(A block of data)
_ _ _ _ _ _ _

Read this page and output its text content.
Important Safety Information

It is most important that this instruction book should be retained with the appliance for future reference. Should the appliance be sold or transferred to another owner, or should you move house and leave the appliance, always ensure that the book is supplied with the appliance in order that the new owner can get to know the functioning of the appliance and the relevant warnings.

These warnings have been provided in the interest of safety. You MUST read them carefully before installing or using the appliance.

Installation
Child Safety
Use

_ _ _ _ _ _ _

## WHAT YOU HAVE TO DO
Locate all lines holding the word "warnings", then copy them out.

## FINAL RESULT
It is most important that this instruction book should be retained with the appliance for future reference. Should the appliance be sold or transferred to another owner, or should you move house and leave the appliance, always ensure that the book is supplied with the appliance in order that the new owner can get to know the functioning of the appliance and the relevant warnings.
These warnings have been provided in the interest of safety. You MUST read them carefully before installing or using the appliance.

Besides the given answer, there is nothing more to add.